Document section:
■ ■ ■ ■

Electrophoresis - Revised (Winter 2025)

Electrophoresis: The movement of charged molecules in a solution caused by an electric field.
Gel Electrophoresis: Specific technique where charged molecules migrate through a gel under electric current.

High risk of electric shock with electrophoresis equipment.
Precautions:
- Use electrophoresis equipment with electrical interlocks to interrupt current flow when opened.
- Regularly verify the integrity of the electrophoresis tank for leaks/damage.
- Keep apparatus in low traffic areas and use physical barriers to discourage accidental contact.
- Properly display warnings about high voltage.

Main Purpose:
- To separate biological molecules such as DNA, RNA, or proteins.
Direction: Molecules move towards the positive (+) electrode.

Definition: A gel is a Jello-like matrix with pores that allows biological molecules to migrate through it.
Components: Made from acrylamide or agarose.

Composition: Derived from seaweed, available in powdered form, and is soluble in boiling water.
Properties:
- Solidifies at room temperature.
- The amount of agarose used determines gel density.
Applications:
- Estimating size of DNA fragments, analyzing PCR products, examining DNA/RNA integrity, purifying fragments, separating fragments prior to blotting, screening proteins for abnormalities.

Definition: Comprises a mixture of acrylamide and bis-acrylamide which polymerizes to form a mesh.
Types:
- Non-denaturing: 29:1 ratio used for separating small/closely sized DNA.
- Denaturing: 19:1 ratio used for separating single-stranded DNA.

■ ■ ■ ■

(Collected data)
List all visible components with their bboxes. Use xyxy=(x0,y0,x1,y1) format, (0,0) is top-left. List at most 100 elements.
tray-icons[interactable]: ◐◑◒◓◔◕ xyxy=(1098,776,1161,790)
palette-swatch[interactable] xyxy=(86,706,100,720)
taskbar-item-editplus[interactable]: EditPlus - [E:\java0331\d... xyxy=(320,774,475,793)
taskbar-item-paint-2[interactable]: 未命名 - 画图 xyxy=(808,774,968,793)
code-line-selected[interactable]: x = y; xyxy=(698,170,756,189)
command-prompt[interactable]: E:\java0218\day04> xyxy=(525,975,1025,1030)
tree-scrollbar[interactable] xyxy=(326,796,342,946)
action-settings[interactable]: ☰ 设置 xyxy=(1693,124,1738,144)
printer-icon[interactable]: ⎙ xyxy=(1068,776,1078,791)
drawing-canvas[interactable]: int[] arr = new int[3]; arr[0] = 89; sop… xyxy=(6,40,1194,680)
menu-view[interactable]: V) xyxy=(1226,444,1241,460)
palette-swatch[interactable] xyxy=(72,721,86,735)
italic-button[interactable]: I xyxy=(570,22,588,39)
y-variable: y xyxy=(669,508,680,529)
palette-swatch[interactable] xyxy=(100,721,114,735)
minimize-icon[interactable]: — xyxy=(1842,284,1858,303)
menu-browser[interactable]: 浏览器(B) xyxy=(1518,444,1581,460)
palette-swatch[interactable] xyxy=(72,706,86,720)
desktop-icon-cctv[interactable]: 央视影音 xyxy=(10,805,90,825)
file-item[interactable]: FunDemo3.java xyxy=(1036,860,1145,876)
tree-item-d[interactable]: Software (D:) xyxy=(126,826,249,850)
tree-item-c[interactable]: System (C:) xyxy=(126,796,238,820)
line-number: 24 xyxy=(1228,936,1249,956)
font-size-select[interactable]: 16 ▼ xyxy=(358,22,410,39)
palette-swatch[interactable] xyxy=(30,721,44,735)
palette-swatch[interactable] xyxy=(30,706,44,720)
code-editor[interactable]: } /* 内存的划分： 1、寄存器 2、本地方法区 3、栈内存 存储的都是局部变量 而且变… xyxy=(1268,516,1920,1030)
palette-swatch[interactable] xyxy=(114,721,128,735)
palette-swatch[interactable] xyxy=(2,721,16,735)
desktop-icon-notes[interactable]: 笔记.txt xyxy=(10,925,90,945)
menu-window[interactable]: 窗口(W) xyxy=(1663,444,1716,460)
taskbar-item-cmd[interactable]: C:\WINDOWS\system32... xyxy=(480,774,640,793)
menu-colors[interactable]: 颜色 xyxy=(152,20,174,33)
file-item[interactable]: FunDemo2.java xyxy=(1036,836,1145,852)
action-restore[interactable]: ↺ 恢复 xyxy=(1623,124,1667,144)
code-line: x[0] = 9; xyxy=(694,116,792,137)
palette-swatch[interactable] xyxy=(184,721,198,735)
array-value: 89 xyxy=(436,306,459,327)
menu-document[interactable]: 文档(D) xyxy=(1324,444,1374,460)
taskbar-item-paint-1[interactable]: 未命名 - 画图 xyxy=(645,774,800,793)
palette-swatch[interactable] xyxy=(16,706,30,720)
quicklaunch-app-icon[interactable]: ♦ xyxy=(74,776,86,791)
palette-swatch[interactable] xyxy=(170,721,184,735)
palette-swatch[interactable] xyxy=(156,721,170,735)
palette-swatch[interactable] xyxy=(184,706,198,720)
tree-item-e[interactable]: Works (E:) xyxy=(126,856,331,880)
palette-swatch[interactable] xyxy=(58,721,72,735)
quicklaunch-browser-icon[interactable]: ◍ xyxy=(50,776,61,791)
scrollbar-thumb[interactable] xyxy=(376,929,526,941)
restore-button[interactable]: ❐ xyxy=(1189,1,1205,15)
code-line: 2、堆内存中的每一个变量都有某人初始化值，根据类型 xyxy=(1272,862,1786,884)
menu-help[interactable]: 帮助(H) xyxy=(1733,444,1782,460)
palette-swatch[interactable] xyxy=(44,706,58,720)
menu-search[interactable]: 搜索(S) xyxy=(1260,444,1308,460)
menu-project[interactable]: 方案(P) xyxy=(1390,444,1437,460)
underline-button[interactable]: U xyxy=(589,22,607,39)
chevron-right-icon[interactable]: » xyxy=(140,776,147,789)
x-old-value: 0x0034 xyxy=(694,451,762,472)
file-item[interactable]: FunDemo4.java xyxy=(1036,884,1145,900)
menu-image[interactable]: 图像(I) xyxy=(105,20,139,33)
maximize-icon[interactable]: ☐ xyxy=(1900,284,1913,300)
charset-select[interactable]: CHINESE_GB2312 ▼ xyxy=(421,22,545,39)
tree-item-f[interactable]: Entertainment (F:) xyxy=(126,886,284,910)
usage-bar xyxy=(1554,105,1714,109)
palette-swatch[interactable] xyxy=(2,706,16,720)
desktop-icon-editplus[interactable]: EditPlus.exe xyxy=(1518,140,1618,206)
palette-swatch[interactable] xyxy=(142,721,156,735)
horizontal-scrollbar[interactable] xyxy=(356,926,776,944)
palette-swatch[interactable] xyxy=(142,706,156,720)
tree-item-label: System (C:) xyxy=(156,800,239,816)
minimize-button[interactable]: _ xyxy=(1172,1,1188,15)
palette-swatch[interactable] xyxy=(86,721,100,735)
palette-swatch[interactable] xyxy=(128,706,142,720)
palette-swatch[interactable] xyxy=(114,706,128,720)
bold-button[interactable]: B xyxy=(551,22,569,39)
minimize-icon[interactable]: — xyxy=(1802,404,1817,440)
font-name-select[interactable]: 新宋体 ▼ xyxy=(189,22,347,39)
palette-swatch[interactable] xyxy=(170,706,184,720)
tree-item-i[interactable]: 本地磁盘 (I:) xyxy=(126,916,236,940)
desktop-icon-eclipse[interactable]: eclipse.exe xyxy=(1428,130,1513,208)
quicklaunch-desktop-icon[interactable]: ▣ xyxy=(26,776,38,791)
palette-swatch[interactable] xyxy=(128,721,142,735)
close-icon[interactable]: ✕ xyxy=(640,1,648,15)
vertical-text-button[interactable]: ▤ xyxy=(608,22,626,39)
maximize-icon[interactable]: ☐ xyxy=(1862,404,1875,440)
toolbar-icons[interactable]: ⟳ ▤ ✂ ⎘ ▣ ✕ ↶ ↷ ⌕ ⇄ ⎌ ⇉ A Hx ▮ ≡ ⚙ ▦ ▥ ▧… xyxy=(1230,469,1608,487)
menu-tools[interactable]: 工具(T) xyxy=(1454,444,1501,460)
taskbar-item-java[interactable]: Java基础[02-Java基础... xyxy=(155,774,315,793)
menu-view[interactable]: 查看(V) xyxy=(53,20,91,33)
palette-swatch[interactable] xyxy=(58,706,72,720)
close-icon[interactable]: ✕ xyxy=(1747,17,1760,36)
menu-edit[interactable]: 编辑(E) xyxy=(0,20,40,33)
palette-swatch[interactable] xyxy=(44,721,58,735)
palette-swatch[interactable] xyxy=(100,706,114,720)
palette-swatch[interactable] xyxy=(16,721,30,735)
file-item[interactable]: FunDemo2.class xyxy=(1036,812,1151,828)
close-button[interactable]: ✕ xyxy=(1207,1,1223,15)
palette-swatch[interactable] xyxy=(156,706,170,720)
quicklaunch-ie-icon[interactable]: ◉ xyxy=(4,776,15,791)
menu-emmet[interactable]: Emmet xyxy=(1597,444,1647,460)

■ ■ ■ ■

What the task requires: Continue the electrophoresis notes from the end of the section on acrylamide gel types.

Result below:
Applications: High resolution fragment separation, protein screening, SDS-PAGE techniques.

Agarose:
- Easy to prepare, non-toxic, lower resolution, lower voltage (~100V).
Polyacrylamide:
- Higher resolution, can load larger quantities, higher voltage (~300V), neurotoxin requiring careful handling.

Mechanism:
- Molecules move in response to an applied electric field.
- The relationship of Voltage (V), Current (I), and Resistance (R) follows Ohm's law: I = V/R.
Power Equation: P = V x I (Power increases with heat generated during electrophoresis).

Constant Current:
- Maintains current as resistance increases, leading to increased heat.
- Shorter run times, sharper bands but harder with multiple gels.
Constant Voltage:
- Keeps voltage steady while current decreases with resistance, reducing heat and allowing multiple gels but longer run times.
Constant Power:
- Maintains power despite resistance increase but results in unpredictable migration rates.

Molecular Size and Shape:
- Migration speed affected by size, conformation, and gel concentration.
Ionic Strength of Buffer:
- Essential for maintaining electric current flow; affects the mobility of molecules.
Sample Conditions:
- Inappropriate pH and high salt concentrations can distort bands and affect results.

DNA/RNA Stains:
- Ethidium Bromide: Fluorescent, mutagenic.
- SYBR Green/Safe: Safer alternatives, more sensitive.
Protein Stains:
- Coomassie: Common dye for in-gel protein staining, works quickly and with minimal reagents.

Types of Gel Electrophoresis:
- Serum Protein Electrophoresis: Differentiates plasma proteins; diagnosed conditions include cancer and liver issues.
- SDS-PAGE: Denatures proteins for size sorting; uses heat and reducing agents.
Immunoelectrophoresis: Combines antigen separation and antibody precipitation for identification.
Capillary Electrophoresis: High-resolution technique allowing the separation of small volumes with high throughput.

Used for molecular analysis in genetics, proteomics, and diagnostics, including applications like sequencing, fragment analysis, and more.